[Collected data entries]
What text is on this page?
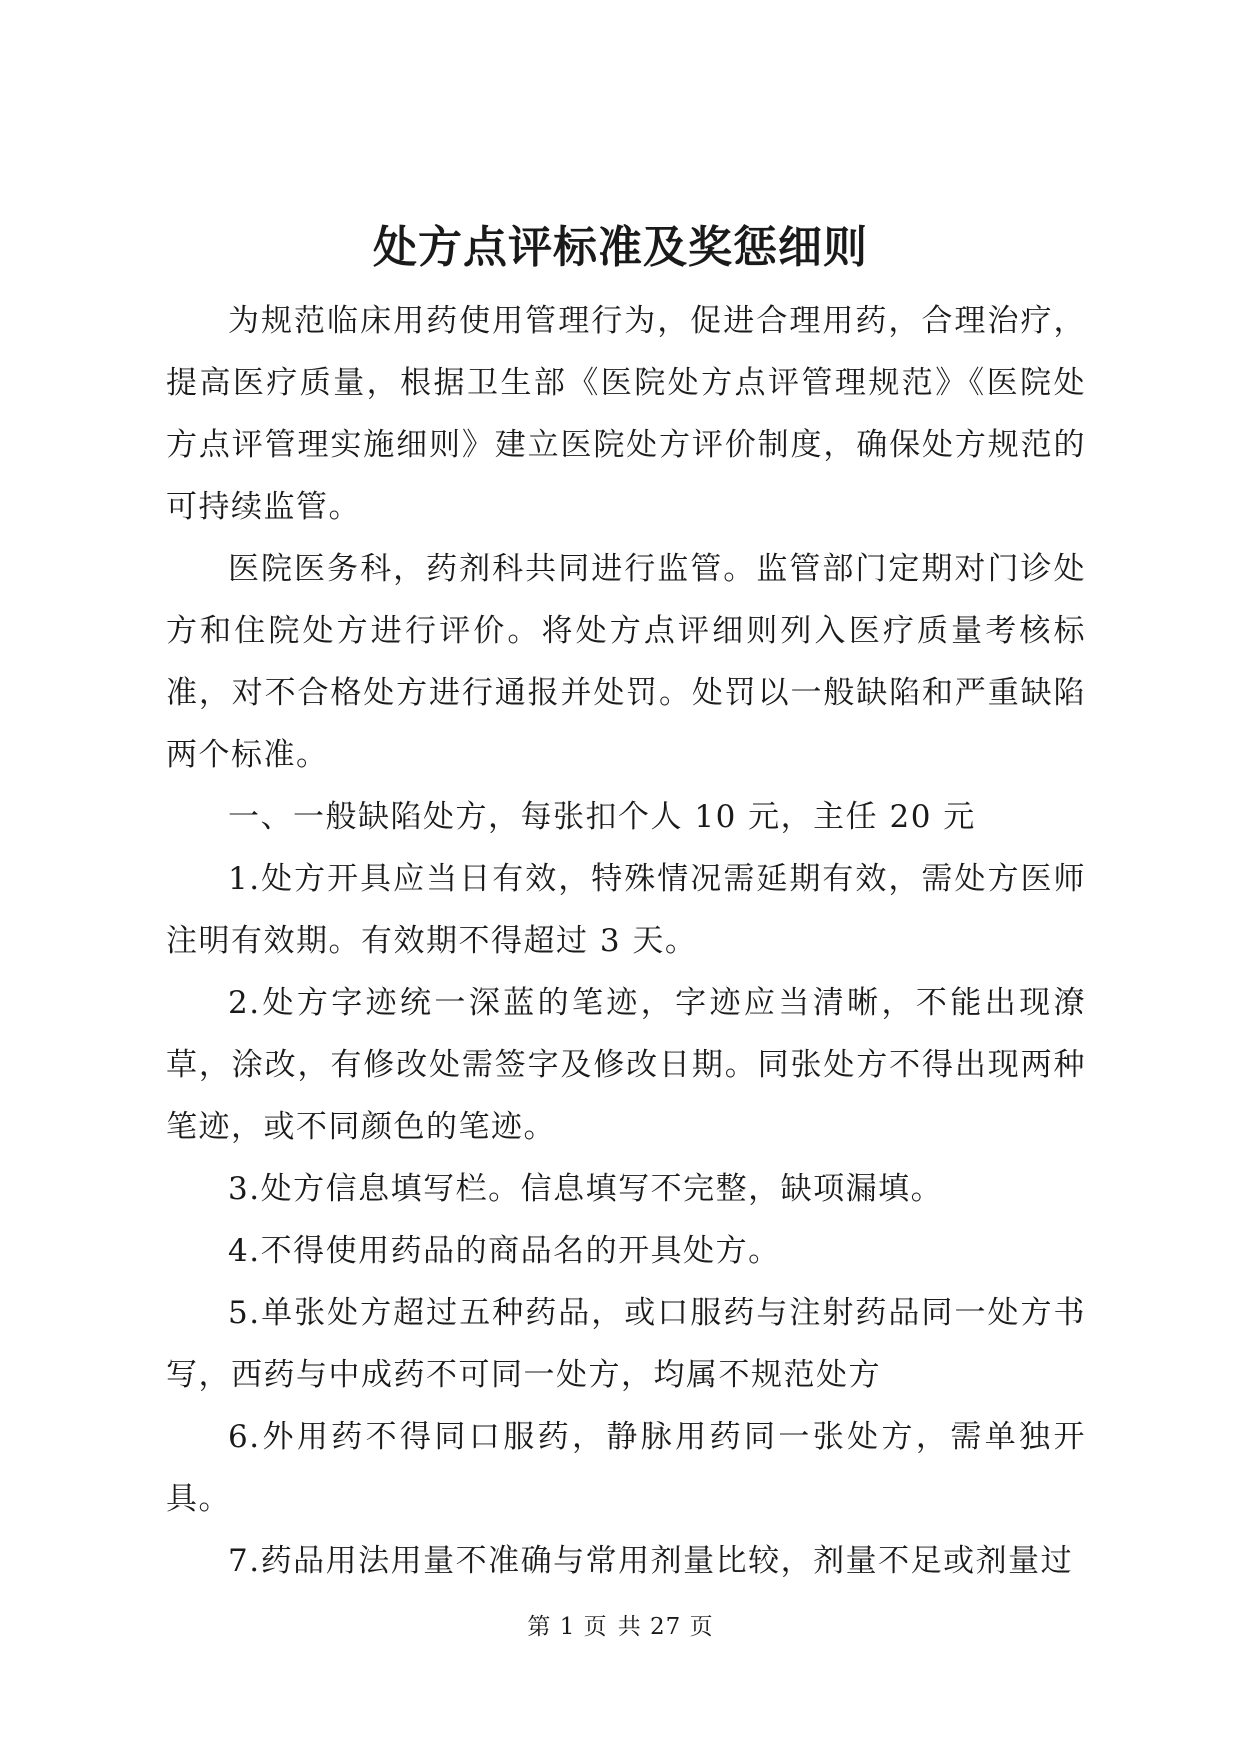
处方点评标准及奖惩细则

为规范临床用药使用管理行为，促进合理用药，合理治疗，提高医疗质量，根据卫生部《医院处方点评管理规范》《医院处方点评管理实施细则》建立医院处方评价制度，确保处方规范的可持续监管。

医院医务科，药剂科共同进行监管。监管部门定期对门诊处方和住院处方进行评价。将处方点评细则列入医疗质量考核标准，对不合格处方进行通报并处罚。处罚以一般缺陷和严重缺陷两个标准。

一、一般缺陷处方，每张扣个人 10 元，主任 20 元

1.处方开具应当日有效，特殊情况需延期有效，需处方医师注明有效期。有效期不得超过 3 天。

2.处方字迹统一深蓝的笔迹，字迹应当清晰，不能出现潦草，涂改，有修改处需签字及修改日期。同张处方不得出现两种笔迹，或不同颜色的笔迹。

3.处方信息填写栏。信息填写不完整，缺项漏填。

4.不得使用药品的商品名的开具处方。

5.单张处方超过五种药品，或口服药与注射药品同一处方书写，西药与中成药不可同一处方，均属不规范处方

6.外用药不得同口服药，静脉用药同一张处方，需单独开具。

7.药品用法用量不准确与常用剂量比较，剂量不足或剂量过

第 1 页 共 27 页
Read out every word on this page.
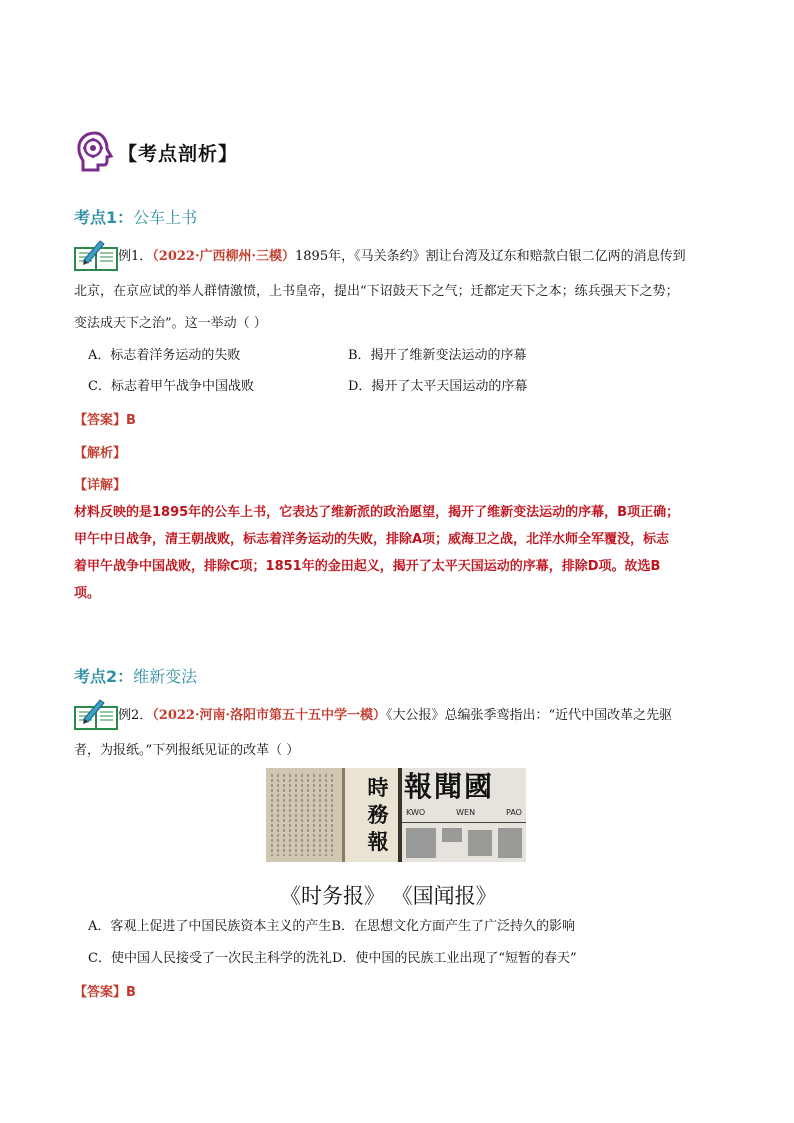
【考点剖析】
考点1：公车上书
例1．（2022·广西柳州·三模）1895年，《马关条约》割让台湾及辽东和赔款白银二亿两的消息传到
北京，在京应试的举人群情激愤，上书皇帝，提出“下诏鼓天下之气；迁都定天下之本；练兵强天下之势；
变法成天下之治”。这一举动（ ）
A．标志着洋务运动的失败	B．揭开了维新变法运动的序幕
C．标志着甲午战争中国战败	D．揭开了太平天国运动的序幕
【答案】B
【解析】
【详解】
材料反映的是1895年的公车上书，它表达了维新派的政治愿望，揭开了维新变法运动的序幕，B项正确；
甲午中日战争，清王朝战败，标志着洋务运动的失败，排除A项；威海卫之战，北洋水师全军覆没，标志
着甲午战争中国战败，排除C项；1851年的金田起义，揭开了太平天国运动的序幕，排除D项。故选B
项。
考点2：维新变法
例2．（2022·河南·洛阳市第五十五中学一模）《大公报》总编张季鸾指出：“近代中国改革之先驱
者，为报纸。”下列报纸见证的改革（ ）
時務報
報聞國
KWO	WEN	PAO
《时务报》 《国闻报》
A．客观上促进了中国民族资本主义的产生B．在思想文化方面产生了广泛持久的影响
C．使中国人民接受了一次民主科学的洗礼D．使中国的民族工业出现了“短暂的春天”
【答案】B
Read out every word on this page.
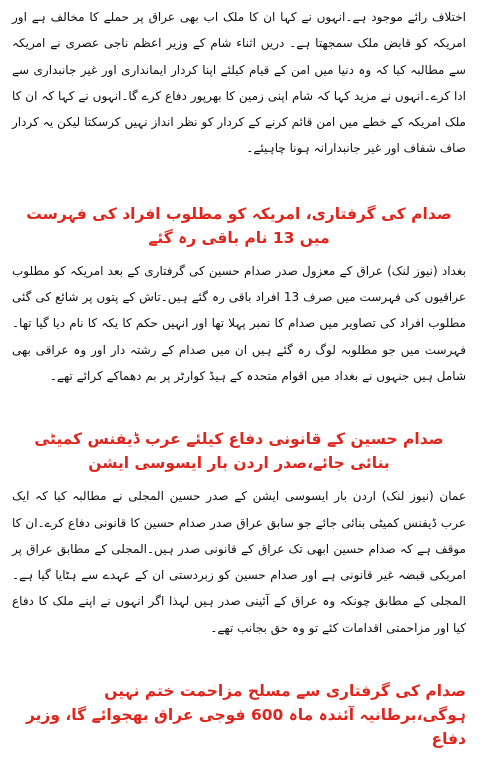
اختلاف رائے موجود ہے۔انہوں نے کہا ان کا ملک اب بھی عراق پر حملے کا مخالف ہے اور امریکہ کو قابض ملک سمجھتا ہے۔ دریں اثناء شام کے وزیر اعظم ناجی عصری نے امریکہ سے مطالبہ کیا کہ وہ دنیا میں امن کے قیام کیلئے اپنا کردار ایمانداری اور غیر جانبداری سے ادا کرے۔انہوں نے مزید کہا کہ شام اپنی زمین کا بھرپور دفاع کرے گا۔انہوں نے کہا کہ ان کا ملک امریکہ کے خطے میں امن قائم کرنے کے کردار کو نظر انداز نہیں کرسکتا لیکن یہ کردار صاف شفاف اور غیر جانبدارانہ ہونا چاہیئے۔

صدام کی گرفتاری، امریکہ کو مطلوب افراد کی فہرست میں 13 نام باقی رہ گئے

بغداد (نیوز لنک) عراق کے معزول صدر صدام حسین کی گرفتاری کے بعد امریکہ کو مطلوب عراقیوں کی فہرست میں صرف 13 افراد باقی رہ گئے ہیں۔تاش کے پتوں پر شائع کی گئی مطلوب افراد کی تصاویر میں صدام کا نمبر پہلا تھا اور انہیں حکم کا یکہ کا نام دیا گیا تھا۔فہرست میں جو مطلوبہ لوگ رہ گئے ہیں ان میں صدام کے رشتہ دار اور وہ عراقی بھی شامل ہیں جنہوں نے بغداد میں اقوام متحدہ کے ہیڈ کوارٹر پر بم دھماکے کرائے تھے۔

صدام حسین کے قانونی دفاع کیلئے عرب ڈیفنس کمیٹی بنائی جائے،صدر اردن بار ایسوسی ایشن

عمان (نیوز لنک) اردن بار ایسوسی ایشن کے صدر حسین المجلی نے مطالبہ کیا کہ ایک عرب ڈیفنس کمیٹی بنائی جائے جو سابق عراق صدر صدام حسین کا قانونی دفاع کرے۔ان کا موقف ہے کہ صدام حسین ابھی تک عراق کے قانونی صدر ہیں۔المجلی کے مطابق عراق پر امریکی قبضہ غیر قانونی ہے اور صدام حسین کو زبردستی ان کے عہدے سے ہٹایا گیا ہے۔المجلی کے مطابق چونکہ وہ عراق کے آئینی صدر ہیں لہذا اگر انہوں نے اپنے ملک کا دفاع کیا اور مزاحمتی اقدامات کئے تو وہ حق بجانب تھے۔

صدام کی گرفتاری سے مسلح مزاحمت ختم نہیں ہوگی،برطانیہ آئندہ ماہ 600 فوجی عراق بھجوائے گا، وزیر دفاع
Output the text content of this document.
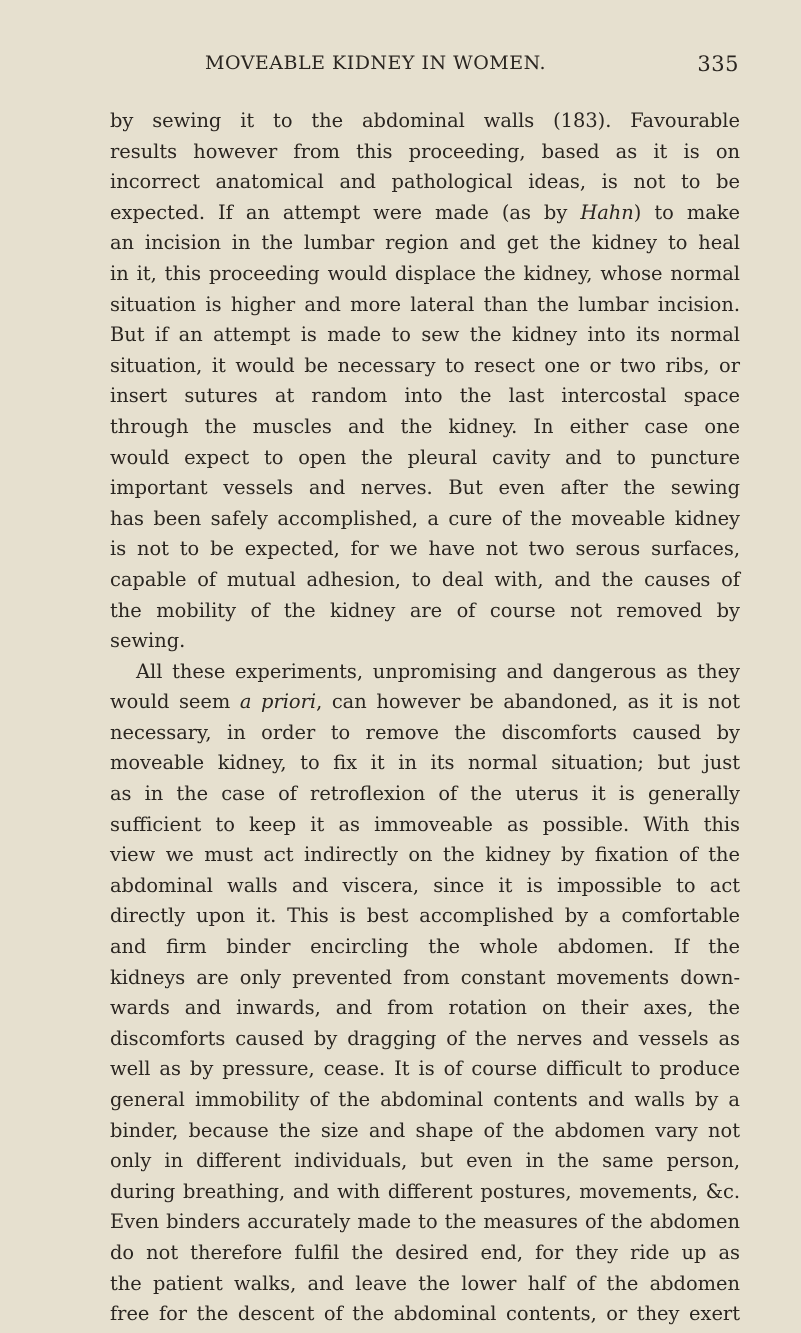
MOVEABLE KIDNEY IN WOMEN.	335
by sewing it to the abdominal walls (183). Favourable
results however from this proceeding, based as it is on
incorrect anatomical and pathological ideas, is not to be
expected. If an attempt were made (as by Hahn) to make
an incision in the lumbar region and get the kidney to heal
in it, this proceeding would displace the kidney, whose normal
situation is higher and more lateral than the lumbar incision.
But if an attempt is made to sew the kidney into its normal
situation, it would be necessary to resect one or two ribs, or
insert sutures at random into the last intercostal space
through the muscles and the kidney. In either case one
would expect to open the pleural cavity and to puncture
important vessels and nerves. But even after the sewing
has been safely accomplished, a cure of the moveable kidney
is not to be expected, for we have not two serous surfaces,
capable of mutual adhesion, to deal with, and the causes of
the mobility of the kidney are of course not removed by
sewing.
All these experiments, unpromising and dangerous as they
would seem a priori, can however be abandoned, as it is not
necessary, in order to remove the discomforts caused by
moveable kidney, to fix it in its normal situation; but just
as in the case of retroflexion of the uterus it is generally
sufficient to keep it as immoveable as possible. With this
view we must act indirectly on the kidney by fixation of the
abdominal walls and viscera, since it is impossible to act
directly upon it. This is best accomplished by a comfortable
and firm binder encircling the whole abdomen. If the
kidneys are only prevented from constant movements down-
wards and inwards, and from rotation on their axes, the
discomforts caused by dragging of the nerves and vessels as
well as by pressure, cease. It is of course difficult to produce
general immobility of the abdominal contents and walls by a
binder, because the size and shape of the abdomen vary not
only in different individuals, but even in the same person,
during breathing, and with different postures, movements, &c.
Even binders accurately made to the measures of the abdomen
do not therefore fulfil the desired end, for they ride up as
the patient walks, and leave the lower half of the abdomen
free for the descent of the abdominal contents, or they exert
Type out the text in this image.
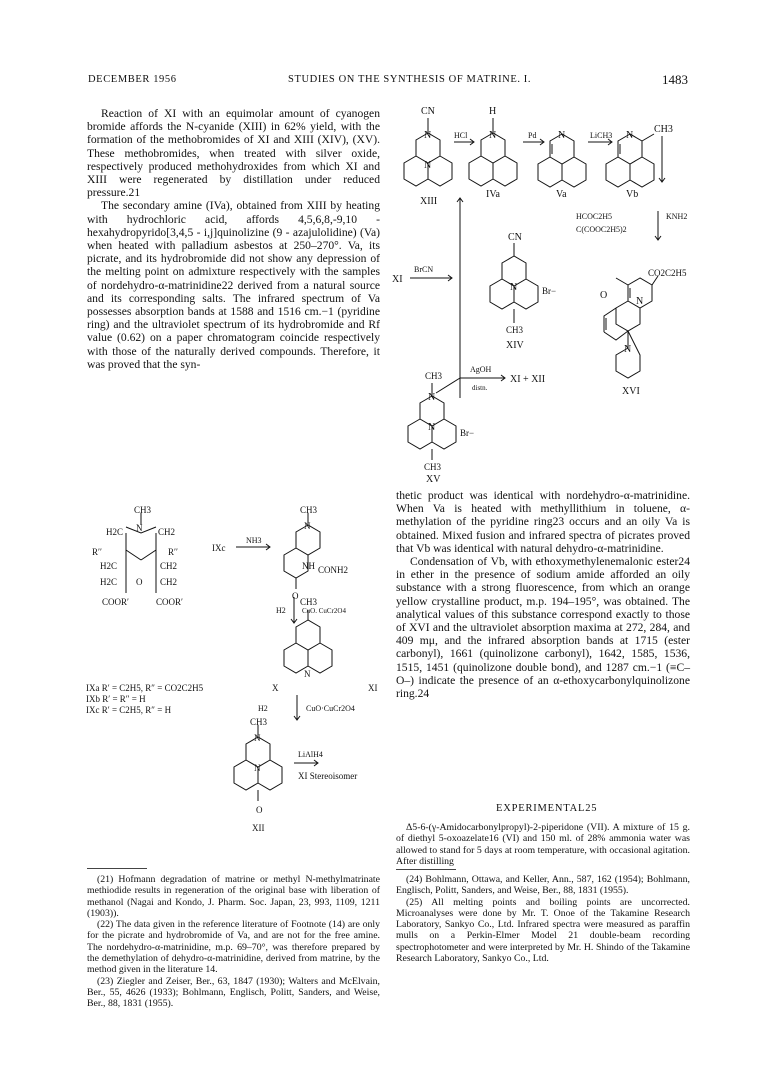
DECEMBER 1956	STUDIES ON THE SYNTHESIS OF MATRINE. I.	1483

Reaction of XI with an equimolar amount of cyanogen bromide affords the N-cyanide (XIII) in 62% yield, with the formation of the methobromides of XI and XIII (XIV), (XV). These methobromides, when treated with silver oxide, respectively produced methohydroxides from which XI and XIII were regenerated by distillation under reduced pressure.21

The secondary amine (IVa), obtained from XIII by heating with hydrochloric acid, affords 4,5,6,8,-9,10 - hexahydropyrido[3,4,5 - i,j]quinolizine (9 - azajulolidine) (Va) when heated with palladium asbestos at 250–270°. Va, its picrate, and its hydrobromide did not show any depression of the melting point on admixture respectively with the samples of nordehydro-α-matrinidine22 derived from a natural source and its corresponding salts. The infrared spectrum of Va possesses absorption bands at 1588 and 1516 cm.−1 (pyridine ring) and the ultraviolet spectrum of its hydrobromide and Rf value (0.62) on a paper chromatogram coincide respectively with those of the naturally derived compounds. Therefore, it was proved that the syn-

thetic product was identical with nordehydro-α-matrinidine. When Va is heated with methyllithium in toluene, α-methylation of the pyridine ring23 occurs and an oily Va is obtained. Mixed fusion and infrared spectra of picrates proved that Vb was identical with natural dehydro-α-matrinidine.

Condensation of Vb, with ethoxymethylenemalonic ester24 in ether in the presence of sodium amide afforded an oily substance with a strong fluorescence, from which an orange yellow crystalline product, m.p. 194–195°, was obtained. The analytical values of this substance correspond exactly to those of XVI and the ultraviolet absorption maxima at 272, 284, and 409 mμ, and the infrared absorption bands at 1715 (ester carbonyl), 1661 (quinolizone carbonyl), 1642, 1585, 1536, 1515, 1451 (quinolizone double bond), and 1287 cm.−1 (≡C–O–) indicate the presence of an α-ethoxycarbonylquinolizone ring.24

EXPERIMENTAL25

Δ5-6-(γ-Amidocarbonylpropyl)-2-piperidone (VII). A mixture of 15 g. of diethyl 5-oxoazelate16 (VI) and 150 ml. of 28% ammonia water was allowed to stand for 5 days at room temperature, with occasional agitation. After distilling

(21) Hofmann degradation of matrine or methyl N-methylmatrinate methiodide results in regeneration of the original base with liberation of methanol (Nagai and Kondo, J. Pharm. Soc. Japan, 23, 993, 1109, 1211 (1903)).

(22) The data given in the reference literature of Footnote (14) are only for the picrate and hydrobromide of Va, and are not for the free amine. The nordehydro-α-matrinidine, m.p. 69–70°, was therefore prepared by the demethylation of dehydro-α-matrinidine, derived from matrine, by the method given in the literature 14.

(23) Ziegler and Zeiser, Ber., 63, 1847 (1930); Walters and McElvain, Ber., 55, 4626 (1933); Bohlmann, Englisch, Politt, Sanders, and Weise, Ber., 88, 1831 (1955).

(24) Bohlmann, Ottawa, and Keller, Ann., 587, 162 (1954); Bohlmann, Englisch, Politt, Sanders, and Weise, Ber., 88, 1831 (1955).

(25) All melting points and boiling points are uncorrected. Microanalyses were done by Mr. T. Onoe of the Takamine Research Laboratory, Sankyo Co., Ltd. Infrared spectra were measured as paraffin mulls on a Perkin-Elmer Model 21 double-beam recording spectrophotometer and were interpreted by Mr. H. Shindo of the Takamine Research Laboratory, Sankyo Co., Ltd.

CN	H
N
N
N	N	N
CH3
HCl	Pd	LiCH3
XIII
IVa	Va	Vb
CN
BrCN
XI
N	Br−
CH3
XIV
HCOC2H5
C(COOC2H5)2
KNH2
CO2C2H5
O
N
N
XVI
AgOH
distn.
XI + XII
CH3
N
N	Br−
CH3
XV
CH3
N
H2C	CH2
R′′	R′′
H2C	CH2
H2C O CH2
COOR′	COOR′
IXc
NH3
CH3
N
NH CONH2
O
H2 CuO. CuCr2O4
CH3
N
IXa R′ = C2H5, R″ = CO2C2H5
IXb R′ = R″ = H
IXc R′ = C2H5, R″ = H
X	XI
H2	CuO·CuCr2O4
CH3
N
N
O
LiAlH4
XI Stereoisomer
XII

OBJECTIVE — Copy all the lines above that hold the string "those".

WORKED ANSWER —
The secondary amine (IVa), obtained from XIII by heating with hydrochloric acid, affords 4,5,6,8,-9,10 - hexahydropyrido[3,4,5 - i,j]quinolizine (9 - azajulolidine) (Va) when heated with palladium asbestos at 250–270°. Va, its picrate, and its hydrobromide did not show any depression of the melting point on admixture respectively with the samples of nordehydro-α-matrinidine22 derived from a natural source and its corresponding salts. The infrared spectrum of Va possesses absorption bands at 1588 and 1516 cm.−1 (pyridine ring) and the ultraviolet spectrum of its hydrobromide and Rf value (0.62) on a paper chromatogram coincide respectively with those of the naturally derived compounds. Therefore, it was proved that the syn-
Condensation of Vb, with ethoxymethylenemalonic ester24 in ether in the presence of sodium amide afforded an oily substance with a strong fluorescence, from which an orange yellow crystalline product, m.p. 194–195°, was obtained. The analytical values of this substance correspond exactly to those of XVI and the ultraviolet absorption maxima at 272, 284, and 409 mμ, and the infrared absorption bands at 1715 (ester carbonyl), 1661 (quinolizone carbonyl), 1642, 1585, 1536, 1515, 1451 (quinolizone double bond), and 1287 cm.−1 (≡C–O–) indicate the presence of an α-ethoxycarbonylquinolizone ring.24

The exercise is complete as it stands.